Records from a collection
— BEGIN —

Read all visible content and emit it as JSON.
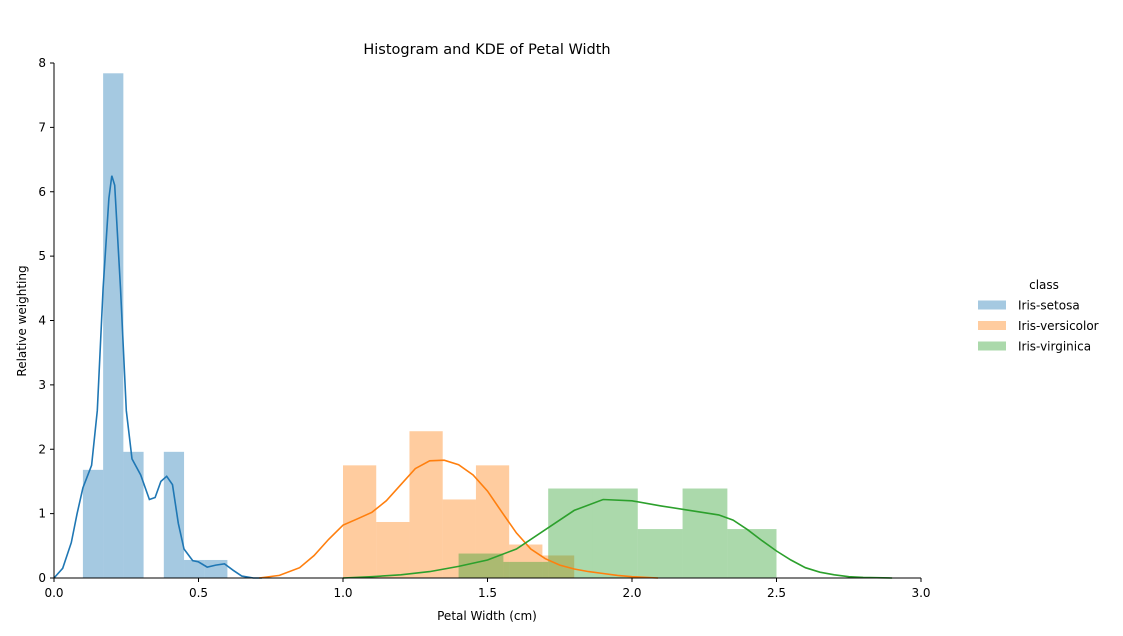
{
  "chart_data": {
    "type": "histogram",
    "title": "Histogram and KDE of Petal Width",
    "xlabel": "Petal Width (cm)",
    "ylabel": "Relative weighting",
    "xlim": [
      0.0,
      3.0
    ],
    "ylim": [
      0,
      8
    ],
    "xticks": [
      "0.0",
      "0.5",
      "1.0",
      "1.5",
      "2.0",
      "2.5",
      "3.0"
    ],
    "yticks": [
      "0",
      "1",
      "2",
      "3",
      "4",
      "5",
      "6",
      "7",
      "8"
    ],
    "grid": false,
    "legend": {
      "title": "class",
      "placement": "right"
    },
    "series": [
      {
        "name": "Iris-setosa",
        "color": "#1f77b4",
        "bars": [
          {
            "x0": 0.1,
            "x1": 0.17,
            "y": 1.68
          },
          {
            "x0": 0.17,
            "x1": 0.24,
            "y": 7.84
          },
          {
            "x0": 0.24,
            "x1": 0.31,
            "y": 1.96
          },
          {
            "x0": 0.31,
            "x1": 0.38,
            "y": 0.0
          },
          {
            "x0": 0.38,
            "x1": 0.45,
            "y": 1.96
          },
          {
            "x0": 0.45,
            "x1": 0.52,
            "y": 0.28
          },
          {
            "x0": 0.52,
            "x1": 0.6,
            "y": 0.28
          }
        ],
        "kde": [
          [
            0.0,
            0.0
          ],
          [
            0.03,
            0.15
          ],
          [
            0.06,
            0.55
          ],
          [
            0.08,
            1.0
          ],
          [
            0.1,
            1.4
          ],
          [
            0.13,
            1.75
          ],
          [
            0.15,
            2.6
          ],
          [
            0.17,
            4.5
          ],
          [
            0.19,
            5.9
          ],
          [
            0.2,
            6.25
          ],
          [
            0.21,
            6.1
          ],
          [
            0.23,
            4.5
          ],
          [
            0.25,
            2.6
          ],
          [
            0.27,
            1.85
          ],
          [
            0.3,
            1.6
          ],
          [
            0.33,
            1.22
          ],
          [
            0.35,
            1.25
          ],
          [
            0.37,
            1.5
          ],
          [
            0.39,
            1.58
          ],
          [
            0.41,
            1.45
          ],
          [
            0.43,
            0.85
          ],
          [
            0.45,
            0.45
          ],
          [
            0.48,
            0.27
          ],
          [
            0.5,
            0.25
          ],
          [
            0.53,
            0.17
          ],
          [
            0.56,
            0.2
          ],
          [
            0.59,
            0.22
          ],
          [
            0.62,
            0.12
          ],
          [
            0.65,
            0.03
          ],
          [
            0.69,
            0.0
          ],
          [
            0.72,
            0.0
          ]
        ]
      },
      {
        "name": "Iris-versicolor",
        "color": "#ff7f0e",
        "bars": [
          {
            "x0": 1.0,
            "x1": 1.115,
            "y": 1.75
          },
          {
            "x0": 1.115,
            "x1": 1.23,
            "y": 0.87
          },
          {
            "x0": 1.23,
            "x1": 1.345,
            "y": 2.28
          },
          {
            "x0": 1.345,
            "x1": 1.46,
            "y": 1.22
          },
          {
            "x0": 1.46,
            "x1": 1.575,
            "y": 1.75
          },
          {
            "x0": 1.575,
            "x1": 1.69,
            "y": 0.52
          },
          {
            "x0": 1.69,
            "x1": 1.8,
            "y": 0.35
          }
        ],
        "kde": [
          [
            0.71,
            0.0
          ],
          [
            0.78,
            0.04
          ],
          [
            0.85,
            0.16
          ],
          [
            0.9,
            0.35
          ],
          [
            0.95,
            0.6
          ],
          [
            1.0,
            0.82
          ],
          [
            1.05,
            0.92
          ],
          [
            1.1,
            1.02
          ],
          [
            1.15,
            1.2
          ],
          [
            1.2,
            1.45
          ],
          [
            1.25,
            1.7
          ],
          [
            1.3,
            1.82
          ],
          [
            1.35,
            1.83
          ],
          [
            1.4,
            1.76
          ],
          [
            1.45,
            1.6
          ],
          [
            1.5,
            1.35
          ],
          [
            1.55,
            1.02
          ],
          [
            1.6,
            0.7
          ],
          [
            1.65,
            0.45
          ],
          [
            1.7,
            0.3
          ],
          [
            1.75,
            0.2
          ],
          [
            1.8,
            0.14
          ],
          [
            1.85,
            0.1
          ],
          [
            1.9,
            0.07
          ],
          [
            1.95,
            0.04
          ],
          [
            2.0,
            0.02
          ],
          [
            2.05,
            0.01
          ],
          [
            2.09,
            0.0
          ]
        ]
      },
      {
        "name": "Iris-virginica",
        "color": "#2ca02c",
        "bars": [
          {
            "x0": 1.4,
            "x1": 1.555,
            "y": 0.38
          },
          {
            "x0": 1.555,
            "x1": 1.71,
            "y": 0.25
          },
          {
            "x0": 1.71,
            "x1": 1.865,
            "y": 1.39
          },
          {
            "x0": 1.865,
            "x1": 2.02,
            "y": 1.39
          },
          {
            "x0": 2.02,
            "x1": 2.175,
            "y": 0.76
          },
          {
            "x0": 2.175,
            "x1": 2.33,
            "y": 1.39
          },
          {
            "x0": 2.33,
            "x1": 2.5,
            "y": 0.76
          }
        ],
        "kde": [
          [
            1.0,
            0.0
          ],
          [
            1.1,
            0.02
          ],
          [
            1.2,
            0.05
          ],
          [
            1.3,
            0.1
          ],
          [
            1.4,
            0.18
          ],
          [
            1.5,
            0.28
          ],
          [
            1.6,
            0.45
          ],
          [
            1.7,
            0.75
          ],
          [
            1.8,
            1.05
          ],
          [
            1.9,
            1.22
          ],
          [
            2.0,
            1.2
          ],
          [
            2.1,
            1.12
          ],
          [
            2.2,
            1.05
          ],
          [
            2.3,
            0.98
          ],
          [
            2.35,
            0.9
          ],
          [
            2.4,
            0.75
          ],
          [
            2.45,
            0.58
          ],
          [
            2.5,
            0.42
          ],
          [
            2.55,
            0.28
          ],
          [
            2.6,
            0.16
          ],
          [
            2.65,
            0.09
          ],
          [
            2.7,
            0.05
          ],
          [
            2.75,
            0.02
          ],
          [
            2.8,
            0.01
          ],
          [
            2.9,
            0.0
          ]
        ]
      }
    ]
  }
}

— END —

WRITTEN EXERCISE – Each entry above should be reproduced exactly, with the pictures removed.

COMPLETE RESPONSE –
Read all visible content and emit it as JSON.
{
  "chart_data": {
    "type": "histogram",
    "title": "Histogram and KDE of Petal Width",
    "xlabel": "Petal Width (cm)",
    "ylabel": "Relative weighting",
    "xlim": [
      0.0,
      3.0
    ],
    "ylim": [
      0,
      8
    ],
    "xticks": [
      "0.0",
      "0.5",
      "1.0",
      "1.5",
      "2.0",
      "2.5",
      "3.0"
    ],
    "yticks": [
      "0",
      "1",
      "2",
      "3",
      "4",
      "5",
      "6",
      "7",
      "8"
    ],
    "grid": false,
    "legend": {
      "title": "class",
      "placement": "right"
    },
    "series": [
      {
        "name": "Iris-setosa",
        "color": "#1f77b4",
        "bars": [
          {
            "x0": 0.1,
            "x1": 0.17,
            "y": 1.68
          },
          {
            "x0": 0.17,
            "x1": 0.24,
            "y": 7.84
          },
          {
            "x0": 0.24,
            "x1": 0.31,
            "y": 1.96
          },
          {
            "x0": 0.31,
            "x1": 0.38,
            "y": 0.0
          },
          {
            "x0": 0.38,
            "x1": 0.45,
            "y": 1.96
          },
          {
            "x0": 0.45,
            "x1": 0.52,
            "y": 0.28
          },
          {
            "x0": 0.52,
            "x1": 0.6,
            "y": 0.28
          }
        ],
        "kde": [
          [
            0.0,
            0.0
          ],
          [
            0.03,
            0.15
          ],
          [
            0.06,
            0.55
          ],
          [
            0.08,
            1.0
          ],
          [
            0.1,
            1.4
          ],
          [
            0.13,
            1.75
          ],
          [
            0.15,
            2.6
          ],
          [
            0.17,
            4.5
          ],
          [
            0.19,
            5.9
          ],
          [
            0.2,
            6.25
          ],
          [
            0.21,
            6.1
          ],
          [
            0.23,
            4.5
          ],
          [
            0.25,
            2.6
          ],
          [
            0.27,
            1.85
          ],
          [
            0.3,
            1.6
          ],
          [
            0.33,
            1.22
          ],
          [
            0.35,
            1.25
          ],
          [
            0.37,
            1.5
          ],
          [
            0.39,
            1.58
          ],
          [
            0.41,
            1.45
          ],
          [
            0.43,
            0.85
          ],
          [
            0.45,
            0.45
          ],
          [
            0.48,
            0.27
          ],
          [
            0.5,
            0.25
          ],
          [
            0.53,
            0.17
          ],
          [
            0.56,
            0.2
          ],
          [
            0.59,
            0.22
          ],
          [
            0.62,
            0.12
          ],
          [
            0.65,
            0.03
          ],
          [
            0.69,
            0.0
          ],
          [
            0.72,
            0.0
          ]
        ]
      },
      {
        "name": "Iris-versicolor",
        "color": "#ff7f0e",
        "bars": [
          {
            "x0": 1.0,
            "x1": 1.115,
            "y": 1.75
          },
          {
            "x0": 1.115,
            "x1": 1.23,
            "y": 0.87
          },
          {
            "x0": 1.23,
            "x1": 1.345,
            "y": 2.28
          },
          {
            "x0": 1.345,
            "x1": 1.46,
            "y": 1.22
          },
          {
            "x0": 1.46,
            "x1": 1.575,
            "y": 1.75
          },
          {
            "x0": 1.575,
            "x1": 1.69,
            "y": 0.52
          },
          {
            "x0": 1.69,
            "x1": 1.8,
            "y": 0.35
          }
        ],
        "kde": [
          [
            0.71,
            0.0
          ],
          [
            0.78,
            0.04
          ],
          [
            0.85,
            0.16
          ],
          [
            0.9,
            0.35
          ],
          [
            0.95,
            0.6
          ],
          [
            1.0,
            0.82
          ],
          [
            1.05,
            0.92
          ],
          [
            1.1,
            1.02
          ],
          [
            1.15,
            1.2
          ],
          [
            1.2,
            1.45
          ],
          [
            1.25,
            1.7
          ],
          [
            1.3,
            1.82
          ],
          [
            1.35,
            1.83
          ],
          [
            1.4,
            1.76
          ],
          [
            1.45,
            1.6
          ],
          [
            1.5,
            1.35
          ],
          [
            1.55,
            1.02
          ],
          [
            1.6,
            0.7
          ],
          [
            1.65,
            0.45
          ],
          [
            1.7,
            0.3
          ],
          [
            1.75,
            0.2
          ],
          [
            1.8,
            0.14
          ],
          [
            1.85,
            0.1
          ],
          [
            1.9,
            0.07
          ],
          [
            1.95,
            0.04
          ],
          [
            2.0,
            0.02
          ],
          [
            2.05,
            0.01
          ],
          [
            2.09,
            0.0
          ]
        ]
      },
      {
        "name": "Iris-virginica",
        "color": "#2ca02c",
        "bars": [
          {
            "x0": 1.4,
            "x1": 1.555,
            "y": 0.38
          },
          {
            "x0": 1.555,
            "x1": 1.71,
            "y": 0.25
          },
          {
            "x0": 1.71,
            "x1": 1.865,
            "y": 1.39
          },
          {
            "x0": 1.865,
            "x1": 2.02,
            "y": 1.39
          },
          {
            "x0": 2.02,
            "x1": 2.175,
            "y": 0.76
          },
          {
            "x0": 2.175,
            "x1": 2.33,
            "y": 1.39
          },
          {
            "x0": 2.33,
            "x1": 2.5,
            "y": 0.76
          }
        ],
        "kde": [
          [
            1.0,
            0.0
          ],
          [
            1.1,
            0.02
          ],
          [
            1.2,
            0.05
          ],
          [
            1.3,
            0.1
          ],
          [
            1.4,
            0.18
          ],
          [
            1.5,
            0.28
          ],
          [
            1.6,
            0.45
          ],
          [
            1.7,
            0.75
          ],
          [
            1.8,
            1.05
          ],
          [
            1.9,
            1.22
          ],
          [
            2.0,
            1.2
          ],
          [
            2.1,
            1.12
          ],
          [
            2.2,
            1.05
          ],
          [
            2.3,
            0.98
          ],
          [
            2.35,
            0.9
          ],
          [
            2.4,
            0.75
          ],
          [
            2.45,
            0.58
          ],
          [
            2.5,
            0.42
          ],
          [
            2.55,
            0.28
          ],
          [
            2.6,
            0.16
          ],
          [
            2.65,
            0.09
          ],
          [
            2.7,
            0.05
          ],
          [
            2.75,
            0.02
          ],
          [
            2.8,
            0.01
          ],
          [
            2.9,
            0.0
          ]
        ]
      }
    ]
  }
}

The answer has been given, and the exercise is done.